Given task:
From the listing below, extract each line containing the string "circle".

*** Input records ***

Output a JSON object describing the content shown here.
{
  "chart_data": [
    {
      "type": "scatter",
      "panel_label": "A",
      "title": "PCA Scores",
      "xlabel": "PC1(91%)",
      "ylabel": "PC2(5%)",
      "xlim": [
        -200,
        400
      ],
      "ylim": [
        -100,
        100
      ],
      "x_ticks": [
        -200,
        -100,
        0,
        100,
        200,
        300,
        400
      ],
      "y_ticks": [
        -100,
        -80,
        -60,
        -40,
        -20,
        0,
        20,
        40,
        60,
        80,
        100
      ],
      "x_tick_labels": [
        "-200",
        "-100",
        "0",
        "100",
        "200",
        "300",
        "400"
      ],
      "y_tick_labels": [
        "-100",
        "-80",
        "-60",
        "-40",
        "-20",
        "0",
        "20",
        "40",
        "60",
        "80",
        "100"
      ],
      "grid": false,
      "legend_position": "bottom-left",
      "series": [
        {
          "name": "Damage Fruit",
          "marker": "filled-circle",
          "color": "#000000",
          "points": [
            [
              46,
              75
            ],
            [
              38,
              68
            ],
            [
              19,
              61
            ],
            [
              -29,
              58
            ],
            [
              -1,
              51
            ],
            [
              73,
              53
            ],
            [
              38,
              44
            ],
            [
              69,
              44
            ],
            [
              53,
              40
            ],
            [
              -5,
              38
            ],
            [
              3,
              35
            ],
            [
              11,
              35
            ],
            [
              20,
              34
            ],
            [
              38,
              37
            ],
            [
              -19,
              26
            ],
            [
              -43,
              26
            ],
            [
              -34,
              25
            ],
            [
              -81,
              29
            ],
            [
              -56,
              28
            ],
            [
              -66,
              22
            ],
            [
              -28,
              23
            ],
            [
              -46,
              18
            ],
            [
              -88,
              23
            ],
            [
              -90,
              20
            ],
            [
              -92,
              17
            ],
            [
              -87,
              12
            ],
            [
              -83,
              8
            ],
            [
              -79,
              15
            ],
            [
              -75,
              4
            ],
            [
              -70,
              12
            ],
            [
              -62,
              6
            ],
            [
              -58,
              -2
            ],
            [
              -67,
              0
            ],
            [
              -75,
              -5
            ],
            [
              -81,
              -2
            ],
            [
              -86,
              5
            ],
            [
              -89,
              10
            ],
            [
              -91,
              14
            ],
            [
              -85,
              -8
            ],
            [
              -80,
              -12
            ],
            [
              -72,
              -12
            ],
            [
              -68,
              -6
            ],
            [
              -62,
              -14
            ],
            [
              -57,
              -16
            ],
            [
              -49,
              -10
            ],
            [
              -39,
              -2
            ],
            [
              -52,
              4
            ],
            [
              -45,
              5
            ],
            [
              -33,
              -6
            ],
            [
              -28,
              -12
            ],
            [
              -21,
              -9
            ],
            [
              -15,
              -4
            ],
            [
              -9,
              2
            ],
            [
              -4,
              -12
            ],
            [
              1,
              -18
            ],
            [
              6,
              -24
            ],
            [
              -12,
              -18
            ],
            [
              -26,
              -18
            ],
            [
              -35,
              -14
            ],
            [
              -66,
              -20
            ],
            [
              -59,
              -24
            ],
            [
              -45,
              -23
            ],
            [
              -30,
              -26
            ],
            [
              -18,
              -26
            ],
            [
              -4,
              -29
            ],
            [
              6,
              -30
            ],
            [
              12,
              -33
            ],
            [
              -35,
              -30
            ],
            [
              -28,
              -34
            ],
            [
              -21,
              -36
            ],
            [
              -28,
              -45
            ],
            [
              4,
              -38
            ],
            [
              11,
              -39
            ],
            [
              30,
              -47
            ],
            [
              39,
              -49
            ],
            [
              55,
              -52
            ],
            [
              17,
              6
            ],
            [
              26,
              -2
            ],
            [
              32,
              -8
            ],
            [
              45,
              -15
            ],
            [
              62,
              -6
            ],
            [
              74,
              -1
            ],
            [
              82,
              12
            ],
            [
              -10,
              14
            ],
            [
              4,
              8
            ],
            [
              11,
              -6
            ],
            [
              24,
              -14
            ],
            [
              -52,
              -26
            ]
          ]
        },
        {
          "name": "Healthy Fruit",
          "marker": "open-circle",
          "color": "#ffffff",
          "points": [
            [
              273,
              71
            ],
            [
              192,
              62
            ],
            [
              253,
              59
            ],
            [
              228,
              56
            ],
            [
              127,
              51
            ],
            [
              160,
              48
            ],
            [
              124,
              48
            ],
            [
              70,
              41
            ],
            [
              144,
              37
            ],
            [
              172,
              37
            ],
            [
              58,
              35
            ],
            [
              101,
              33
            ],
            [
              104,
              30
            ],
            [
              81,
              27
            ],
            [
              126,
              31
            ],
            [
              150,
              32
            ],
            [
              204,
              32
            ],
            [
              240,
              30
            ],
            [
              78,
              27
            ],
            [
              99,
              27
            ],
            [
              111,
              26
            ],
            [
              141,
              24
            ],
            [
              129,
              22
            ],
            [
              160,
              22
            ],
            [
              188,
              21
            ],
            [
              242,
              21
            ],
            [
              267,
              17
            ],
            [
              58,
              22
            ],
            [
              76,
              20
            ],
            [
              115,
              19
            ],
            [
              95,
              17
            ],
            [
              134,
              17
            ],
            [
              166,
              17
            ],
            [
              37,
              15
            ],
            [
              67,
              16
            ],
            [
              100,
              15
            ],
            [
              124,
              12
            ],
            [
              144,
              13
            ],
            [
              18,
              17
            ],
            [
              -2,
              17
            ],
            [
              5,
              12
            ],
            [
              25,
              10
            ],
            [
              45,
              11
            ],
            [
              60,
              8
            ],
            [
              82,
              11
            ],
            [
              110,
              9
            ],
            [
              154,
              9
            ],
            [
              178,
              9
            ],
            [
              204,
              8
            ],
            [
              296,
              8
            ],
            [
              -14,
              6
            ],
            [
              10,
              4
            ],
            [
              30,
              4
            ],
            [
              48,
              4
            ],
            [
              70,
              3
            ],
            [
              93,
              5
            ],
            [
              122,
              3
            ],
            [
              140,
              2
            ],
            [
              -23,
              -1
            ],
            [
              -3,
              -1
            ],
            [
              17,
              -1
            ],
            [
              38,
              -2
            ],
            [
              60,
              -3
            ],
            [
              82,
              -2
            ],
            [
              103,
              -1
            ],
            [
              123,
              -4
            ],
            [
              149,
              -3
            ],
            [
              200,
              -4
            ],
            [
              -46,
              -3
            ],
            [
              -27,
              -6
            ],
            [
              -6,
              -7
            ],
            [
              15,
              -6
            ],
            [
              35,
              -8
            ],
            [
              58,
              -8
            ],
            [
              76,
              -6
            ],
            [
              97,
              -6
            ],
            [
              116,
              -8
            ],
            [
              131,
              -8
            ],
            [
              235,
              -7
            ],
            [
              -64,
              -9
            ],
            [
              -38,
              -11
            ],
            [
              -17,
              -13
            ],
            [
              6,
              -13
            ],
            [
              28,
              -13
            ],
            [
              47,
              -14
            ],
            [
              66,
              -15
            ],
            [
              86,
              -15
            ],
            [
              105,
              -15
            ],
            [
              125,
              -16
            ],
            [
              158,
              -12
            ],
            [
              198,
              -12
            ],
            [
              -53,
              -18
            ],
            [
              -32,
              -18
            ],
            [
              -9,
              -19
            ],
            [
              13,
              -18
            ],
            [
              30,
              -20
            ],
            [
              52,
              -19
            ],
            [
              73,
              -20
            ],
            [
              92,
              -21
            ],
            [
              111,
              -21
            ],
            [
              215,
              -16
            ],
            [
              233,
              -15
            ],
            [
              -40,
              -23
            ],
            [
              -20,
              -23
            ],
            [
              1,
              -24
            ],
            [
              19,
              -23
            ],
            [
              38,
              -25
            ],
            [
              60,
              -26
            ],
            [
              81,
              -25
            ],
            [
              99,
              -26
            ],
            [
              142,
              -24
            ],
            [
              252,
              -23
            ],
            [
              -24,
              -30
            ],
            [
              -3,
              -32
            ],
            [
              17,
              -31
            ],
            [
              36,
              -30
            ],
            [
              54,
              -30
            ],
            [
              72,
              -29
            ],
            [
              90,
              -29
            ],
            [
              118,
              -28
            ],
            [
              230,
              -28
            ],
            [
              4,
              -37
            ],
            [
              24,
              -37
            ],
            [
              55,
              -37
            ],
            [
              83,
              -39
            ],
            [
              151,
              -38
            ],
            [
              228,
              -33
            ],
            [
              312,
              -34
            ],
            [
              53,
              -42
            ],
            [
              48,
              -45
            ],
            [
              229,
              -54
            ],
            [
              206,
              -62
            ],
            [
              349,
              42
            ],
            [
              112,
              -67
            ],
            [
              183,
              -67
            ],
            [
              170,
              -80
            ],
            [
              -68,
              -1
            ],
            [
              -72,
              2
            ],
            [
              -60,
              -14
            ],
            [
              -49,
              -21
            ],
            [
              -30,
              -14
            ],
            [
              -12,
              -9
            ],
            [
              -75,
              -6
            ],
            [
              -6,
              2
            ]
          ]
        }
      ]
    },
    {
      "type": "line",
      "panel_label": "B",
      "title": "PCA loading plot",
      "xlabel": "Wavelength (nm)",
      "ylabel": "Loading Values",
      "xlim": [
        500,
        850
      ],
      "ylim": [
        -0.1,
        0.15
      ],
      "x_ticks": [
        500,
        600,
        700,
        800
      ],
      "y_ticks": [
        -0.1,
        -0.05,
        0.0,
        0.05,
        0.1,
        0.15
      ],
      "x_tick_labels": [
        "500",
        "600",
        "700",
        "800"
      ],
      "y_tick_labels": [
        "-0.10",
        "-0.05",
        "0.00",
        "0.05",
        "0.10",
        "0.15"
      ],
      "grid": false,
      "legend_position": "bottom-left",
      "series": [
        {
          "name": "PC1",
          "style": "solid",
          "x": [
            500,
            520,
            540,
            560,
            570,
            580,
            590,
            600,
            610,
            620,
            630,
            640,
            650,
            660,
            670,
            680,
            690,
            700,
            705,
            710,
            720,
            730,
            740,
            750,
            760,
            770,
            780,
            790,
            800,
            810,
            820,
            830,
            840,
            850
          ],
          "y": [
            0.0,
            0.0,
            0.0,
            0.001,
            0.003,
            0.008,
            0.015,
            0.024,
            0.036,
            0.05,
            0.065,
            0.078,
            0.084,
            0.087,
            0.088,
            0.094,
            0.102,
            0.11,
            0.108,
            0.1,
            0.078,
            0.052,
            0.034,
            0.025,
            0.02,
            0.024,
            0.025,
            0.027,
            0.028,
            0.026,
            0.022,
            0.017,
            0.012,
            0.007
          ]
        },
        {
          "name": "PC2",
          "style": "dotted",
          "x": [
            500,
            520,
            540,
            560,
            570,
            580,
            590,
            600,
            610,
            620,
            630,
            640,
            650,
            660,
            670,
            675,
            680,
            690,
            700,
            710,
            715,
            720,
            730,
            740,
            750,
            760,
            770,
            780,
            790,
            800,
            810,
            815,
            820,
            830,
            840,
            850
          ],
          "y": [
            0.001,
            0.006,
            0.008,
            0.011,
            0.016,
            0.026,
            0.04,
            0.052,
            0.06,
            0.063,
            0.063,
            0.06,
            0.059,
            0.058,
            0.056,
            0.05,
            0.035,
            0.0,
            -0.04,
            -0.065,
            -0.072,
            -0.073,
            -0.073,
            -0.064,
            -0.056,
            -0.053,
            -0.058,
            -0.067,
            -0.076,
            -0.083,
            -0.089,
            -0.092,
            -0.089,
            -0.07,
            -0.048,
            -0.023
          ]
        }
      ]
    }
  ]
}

***

The output:
          "marker": "filled-circle",
          "marker": "open-circle",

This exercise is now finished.